Task directions: Count lines holding the word "Сравнительный". Only the number is wanted.

— Begin Provided material —

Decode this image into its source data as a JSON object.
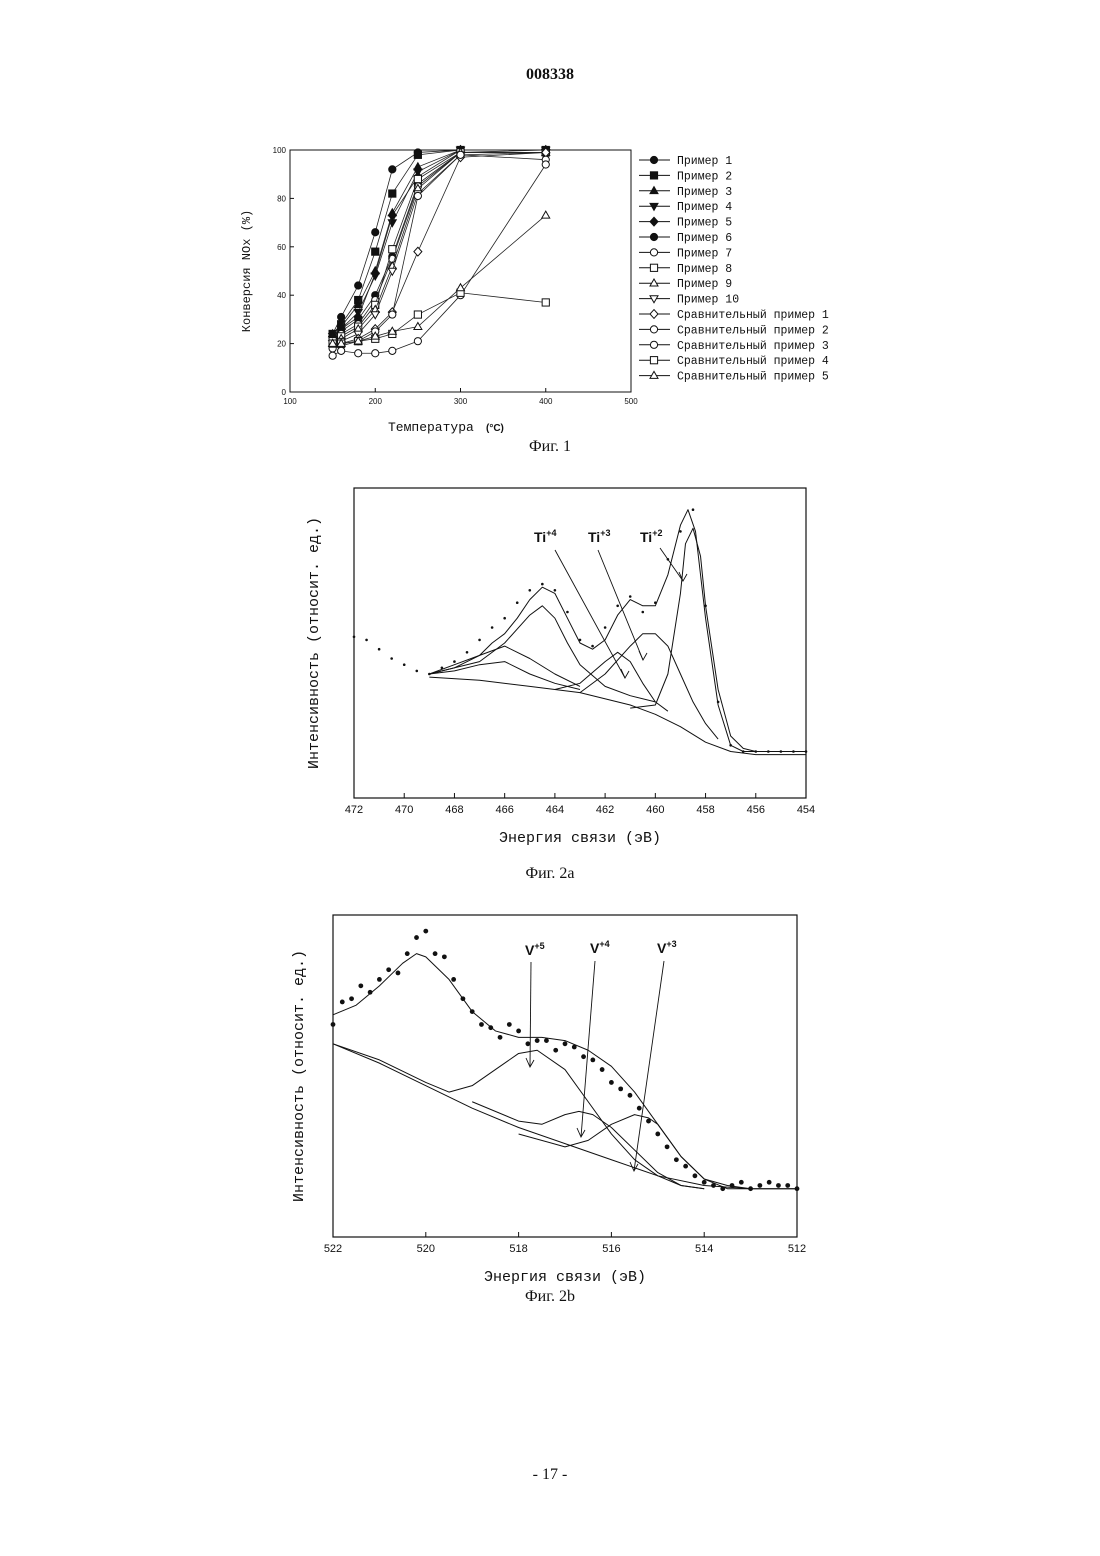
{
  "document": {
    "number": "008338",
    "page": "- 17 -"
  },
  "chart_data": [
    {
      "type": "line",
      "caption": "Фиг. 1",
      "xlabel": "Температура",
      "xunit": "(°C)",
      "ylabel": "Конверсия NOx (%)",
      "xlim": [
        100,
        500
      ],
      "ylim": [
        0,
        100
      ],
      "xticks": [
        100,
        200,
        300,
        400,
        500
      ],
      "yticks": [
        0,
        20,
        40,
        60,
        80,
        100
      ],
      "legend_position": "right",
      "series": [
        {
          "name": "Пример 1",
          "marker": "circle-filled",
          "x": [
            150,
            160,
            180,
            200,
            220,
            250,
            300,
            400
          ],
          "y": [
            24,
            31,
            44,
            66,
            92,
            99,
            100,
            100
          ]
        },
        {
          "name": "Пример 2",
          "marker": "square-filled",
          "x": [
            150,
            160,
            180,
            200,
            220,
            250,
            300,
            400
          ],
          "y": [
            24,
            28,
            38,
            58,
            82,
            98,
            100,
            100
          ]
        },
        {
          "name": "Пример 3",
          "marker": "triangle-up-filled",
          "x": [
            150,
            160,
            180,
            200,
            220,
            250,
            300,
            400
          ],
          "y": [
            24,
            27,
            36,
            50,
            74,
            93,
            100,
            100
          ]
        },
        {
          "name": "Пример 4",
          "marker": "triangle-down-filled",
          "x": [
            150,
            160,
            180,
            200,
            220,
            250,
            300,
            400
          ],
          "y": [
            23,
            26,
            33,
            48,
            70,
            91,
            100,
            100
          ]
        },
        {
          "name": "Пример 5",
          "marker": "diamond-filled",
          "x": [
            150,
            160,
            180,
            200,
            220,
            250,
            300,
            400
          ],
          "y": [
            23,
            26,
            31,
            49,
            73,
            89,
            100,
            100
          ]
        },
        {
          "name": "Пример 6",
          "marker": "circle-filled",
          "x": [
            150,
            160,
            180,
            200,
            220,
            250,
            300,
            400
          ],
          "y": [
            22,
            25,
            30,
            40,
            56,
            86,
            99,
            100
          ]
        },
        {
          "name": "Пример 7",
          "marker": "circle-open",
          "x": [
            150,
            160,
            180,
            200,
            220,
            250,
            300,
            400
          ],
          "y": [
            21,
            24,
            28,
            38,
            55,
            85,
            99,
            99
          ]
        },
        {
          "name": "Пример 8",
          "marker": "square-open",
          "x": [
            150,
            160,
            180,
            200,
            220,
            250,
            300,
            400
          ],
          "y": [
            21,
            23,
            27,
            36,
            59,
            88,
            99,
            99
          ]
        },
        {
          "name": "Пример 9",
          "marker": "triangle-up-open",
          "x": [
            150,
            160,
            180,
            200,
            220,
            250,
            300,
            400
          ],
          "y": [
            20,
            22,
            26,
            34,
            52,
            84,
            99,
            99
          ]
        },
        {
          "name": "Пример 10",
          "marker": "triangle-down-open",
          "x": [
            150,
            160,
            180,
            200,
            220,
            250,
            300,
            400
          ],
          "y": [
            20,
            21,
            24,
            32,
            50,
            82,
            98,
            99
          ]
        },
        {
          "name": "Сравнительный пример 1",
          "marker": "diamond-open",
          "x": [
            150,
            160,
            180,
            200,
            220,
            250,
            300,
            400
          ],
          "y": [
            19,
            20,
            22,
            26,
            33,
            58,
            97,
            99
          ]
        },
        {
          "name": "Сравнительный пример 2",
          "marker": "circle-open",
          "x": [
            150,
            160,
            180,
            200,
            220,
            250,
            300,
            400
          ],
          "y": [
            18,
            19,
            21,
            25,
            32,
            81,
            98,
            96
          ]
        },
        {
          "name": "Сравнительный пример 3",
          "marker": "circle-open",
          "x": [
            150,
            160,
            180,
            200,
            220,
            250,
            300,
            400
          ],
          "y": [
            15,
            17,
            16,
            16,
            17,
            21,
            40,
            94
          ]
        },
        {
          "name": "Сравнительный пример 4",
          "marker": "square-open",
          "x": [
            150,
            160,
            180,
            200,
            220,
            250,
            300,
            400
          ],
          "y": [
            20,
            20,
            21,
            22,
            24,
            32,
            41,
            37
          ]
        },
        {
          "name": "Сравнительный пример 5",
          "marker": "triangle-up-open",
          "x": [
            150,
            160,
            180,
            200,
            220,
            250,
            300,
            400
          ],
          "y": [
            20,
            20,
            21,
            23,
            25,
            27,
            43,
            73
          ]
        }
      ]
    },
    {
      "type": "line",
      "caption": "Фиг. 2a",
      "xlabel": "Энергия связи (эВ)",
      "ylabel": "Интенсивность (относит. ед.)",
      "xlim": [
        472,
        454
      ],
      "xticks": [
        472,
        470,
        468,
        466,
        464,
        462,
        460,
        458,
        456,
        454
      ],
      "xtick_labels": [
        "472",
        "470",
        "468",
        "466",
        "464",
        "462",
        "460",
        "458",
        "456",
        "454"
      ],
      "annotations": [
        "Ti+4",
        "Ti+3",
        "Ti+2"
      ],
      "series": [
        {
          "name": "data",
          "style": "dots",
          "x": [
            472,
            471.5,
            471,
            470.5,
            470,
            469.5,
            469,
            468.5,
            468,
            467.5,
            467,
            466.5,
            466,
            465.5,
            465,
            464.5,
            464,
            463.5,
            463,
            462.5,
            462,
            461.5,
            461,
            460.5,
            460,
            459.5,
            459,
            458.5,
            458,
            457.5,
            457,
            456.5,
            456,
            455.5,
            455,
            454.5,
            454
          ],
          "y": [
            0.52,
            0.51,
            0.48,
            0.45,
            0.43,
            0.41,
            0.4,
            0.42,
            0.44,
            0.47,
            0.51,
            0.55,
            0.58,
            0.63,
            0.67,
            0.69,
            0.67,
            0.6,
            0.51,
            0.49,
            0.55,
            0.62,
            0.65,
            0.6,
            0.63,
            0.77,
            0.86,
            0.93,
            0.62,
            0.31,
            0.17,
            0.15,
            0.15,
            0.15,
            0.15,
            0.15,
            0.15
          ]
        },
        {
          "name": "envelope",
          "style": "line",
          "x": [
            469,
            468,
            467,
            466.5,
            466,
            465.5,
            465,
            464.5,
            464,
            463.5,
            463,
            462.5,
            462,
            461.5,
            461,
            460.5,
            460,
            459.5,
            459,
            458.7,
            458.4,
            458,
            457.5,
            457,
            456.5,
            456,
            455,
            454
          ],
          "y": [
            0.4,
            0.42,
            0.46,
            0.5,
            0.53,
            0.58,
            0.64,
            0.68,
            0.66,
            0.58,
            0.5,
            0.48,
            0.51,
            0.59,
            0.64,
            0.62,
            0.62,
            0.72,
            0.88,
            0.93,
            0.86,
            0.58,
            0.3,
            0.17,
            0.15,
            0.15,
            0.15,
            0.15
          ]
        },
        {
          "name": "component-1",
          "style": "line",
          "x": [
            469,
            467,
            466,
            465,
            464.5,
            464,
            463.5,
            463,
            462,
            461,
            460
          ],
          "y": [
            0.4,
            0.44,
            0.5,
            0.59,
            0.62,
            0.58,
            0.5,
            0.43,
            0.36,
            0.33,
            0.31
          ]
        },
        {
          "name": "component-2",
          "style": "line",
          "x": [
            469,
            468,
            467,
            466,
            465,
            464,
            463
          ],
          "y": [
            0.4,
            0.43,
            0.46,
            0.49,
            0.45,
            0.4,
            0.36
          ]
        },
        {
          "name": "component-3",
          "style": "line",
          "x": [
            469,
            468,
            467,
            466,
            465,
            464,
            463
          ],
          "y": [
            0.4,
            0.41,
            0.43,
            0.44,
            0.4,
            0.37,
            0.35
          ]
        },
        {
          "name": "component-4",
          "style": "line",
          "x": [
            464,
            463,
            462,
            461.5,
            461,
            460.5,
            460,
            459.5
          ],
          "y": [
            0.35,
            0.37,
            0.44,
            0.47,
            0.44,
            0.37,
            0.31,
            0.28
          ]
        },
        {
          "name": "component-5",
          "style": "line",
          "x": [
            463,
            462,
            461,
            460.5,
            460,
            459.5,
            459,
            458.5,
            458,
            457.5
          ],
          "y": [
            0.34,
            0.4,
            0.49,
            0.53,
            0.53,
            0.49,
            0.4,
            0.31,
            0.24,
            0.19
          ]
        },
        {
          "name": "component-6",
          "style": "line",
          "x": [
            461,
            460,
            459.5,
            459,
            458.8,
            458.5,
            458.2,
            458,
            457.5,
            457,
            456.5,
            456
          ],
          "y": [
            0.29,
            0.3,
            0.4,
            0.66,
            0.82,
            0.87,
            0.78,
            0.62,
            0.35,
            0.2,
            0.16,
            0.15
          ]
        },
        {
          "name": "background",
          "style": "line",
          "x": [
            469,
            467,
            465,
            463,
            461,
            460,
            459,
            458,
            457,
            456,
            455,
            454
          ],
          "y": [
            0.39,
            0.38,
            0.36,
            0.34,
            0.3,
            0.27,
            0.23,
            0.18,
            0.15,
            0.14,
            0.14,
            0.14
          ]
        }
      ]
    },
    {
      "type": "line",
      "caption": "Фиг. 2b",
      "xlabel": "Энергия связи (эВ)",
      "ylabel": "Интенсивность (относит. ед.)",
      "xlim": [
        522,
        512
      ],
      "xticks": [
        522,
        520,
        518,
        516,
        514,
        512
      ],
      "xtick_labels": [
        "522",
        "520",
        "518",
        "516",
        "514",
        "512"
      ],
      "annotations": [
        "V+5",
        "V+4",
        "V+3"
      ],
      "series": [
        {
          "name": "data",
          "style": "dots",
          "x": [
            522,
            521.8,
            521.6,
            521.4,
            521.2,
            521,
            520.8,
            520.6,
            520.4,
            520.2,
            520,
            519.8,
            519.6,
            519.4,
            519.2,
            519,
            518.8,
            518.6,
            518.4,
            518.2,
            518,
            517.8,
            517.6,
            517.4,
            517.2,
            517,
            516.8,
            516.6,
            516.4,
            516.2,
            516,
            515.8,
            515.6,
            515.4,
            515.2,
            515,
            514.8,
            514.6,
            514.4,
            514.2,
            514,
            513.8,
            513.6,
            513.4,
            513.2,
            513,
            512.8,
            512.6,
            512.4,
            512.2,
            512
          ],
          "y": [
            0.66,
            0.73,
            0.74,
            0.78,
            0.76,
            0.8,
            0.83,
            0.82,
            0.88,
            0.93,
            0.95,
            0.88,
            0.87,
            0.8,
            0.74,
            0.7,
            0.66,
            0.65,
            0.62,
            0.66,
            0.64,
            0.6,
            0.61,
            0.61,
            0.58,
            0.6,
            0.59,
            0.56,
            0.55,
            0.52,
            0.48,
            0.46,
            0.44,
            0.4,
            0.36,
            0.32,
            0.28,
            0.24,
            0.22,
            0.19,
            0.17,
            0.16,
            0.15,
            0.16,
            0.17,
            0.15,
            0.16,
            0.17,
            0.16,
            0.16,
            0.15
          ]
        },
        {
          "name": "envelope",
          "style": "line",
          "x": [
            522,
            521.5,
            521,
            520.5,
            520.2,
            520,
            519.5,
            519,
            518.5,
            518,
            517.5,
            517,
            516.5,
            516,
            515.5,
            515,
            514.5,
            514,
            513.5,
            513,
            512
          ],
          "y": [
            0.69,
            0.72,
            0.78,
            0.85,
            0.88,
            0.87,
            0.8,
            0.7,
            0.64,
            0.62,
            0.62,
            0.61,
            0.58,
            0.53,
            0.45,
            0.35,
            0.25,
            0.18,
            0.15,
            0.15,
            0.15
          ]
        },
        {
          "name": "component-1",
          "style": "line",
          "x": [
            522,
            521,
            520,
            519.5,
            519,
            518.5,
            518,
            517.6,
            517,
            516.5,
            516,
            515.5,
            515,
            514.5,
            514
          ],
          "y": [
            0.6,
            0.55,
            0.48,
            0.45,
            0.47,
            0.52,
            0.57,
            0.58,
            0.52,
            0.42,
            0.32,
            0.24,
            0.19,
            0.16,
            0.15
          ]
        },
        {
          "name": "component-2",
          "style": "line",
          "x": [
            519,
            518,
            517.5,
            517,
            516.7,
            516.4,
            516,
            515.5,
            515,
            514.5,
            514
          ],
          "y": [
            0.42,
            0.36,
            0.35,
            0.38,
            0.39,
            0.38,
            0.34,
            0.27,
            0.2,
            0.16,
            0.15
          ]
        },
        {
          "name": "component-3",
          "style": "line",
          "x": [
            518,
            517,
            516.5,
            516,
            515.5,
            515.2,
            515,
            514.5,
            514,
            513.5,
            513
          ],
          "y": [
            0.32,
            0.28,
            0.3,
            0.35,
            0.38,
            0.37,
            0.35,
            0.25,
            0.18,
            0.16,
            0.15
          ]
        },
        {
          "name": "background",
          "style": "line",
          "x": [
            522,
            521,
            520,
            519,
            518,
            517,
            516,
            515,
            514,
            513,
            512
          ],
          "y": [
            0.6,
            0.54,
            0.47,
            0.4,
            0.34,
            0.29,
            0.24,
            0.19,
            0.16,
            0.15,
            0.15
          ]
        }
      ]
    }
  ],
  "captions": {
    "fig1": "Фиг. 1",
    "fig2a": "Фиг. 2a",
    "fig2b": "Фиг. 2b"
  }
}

— End Provided material —

Output: 5